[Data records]
• • • • •

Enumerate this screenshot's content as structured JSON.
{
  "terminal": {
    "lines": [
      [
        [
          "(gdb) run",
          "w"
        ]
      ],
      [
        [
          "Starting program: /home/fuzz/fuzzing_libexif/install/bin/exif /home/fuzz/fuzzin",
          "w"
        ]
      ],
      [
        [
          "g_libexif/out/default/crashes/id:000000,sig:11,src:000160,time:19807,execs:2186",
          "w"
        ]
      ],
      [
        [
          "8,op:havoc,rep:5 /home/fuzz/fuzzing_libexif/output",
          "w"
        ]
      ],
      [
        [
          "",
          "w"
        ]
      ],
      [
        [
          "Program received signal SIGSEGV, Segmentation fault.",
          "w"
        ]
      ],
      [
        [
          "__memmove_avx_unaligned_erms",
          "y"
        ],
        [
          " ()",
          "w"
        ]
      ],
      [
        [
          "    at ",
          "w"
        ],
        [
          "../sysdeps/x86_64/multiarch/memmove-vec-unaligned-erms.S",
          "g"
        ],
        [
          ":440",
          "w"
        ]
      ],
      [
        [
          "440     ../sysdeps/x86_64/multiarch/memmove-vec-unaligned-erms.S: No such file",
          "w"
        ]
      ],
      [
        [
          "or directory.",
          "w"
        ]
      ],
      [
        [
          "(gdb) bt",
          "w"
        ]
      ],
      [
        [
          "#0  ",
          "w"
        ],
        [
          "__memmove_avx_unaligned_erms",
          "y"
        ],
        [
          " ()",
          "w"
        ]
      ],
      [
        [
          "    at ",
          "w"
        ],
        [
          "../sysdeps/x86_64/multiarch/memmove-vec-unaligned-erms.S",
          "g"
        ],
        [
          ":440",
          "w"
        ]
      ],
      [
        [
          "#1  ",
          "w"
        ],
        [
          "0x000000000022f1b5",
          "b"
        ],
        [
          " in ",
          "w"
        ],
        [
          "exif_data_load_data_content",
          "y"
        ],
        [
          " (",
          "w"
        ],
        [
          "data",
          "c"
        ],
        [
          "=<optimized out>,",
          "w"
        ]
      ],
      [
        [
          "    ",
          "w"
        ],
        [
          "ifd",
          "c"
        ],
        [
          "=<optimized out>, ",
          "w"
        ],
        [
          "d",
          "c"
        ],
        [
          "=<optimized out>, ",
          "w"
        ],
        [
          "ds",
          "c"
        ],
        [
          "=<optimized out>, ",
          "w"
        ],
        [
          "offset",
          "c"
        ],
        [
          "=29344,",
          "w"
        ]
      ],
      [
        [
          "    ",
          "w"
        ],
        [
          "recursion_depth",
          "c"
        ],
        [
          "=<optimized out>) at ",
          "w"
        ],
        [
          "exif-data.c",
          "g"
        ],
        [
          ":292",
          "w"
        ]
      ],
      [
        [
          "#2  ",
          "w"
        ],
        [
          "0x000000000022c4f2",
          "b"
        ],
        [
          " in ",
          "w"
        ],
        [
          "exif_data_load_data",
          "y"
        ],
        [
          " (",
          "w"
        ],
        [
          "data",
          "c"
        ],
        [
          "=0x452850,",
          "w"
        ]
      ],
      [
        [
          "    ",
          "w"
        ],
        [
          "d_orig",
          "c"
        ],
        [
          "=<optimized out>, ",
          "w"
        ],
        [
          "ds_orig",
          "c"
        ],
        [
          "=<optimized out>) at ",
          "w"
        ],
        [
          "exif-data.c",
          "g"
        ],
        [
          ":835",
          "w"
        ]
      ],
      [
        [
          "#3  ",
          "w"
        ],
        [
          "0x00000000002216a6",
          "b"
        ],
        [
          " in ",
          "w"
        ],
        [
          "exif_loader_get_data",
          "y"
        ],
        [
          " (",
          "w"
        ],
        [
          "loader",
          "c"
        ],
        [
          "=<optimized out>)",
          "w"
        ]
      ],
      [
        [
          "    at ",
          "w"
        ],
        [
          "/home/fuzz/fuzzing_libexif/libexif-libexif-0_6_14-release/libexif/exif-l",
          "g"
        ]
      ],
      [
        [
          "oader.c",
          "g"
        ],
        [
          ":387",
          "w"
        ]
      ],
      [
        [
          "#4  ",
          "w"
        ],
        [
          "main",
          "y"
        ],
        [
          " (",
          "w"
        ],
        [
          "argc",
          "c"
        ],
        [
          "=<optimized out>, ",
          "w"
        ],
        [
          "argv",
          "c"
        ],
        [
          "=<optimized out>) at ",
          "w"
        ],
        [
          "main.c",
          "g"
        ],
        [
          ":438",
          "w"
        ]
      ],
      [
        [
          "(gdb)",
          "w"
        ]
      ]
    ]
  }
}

• • • • •

--- TASK DIRECTIONS ---
Across the records, count the lines holding the string "home". Give the number and stop.

--- THE SOLUTION ---
3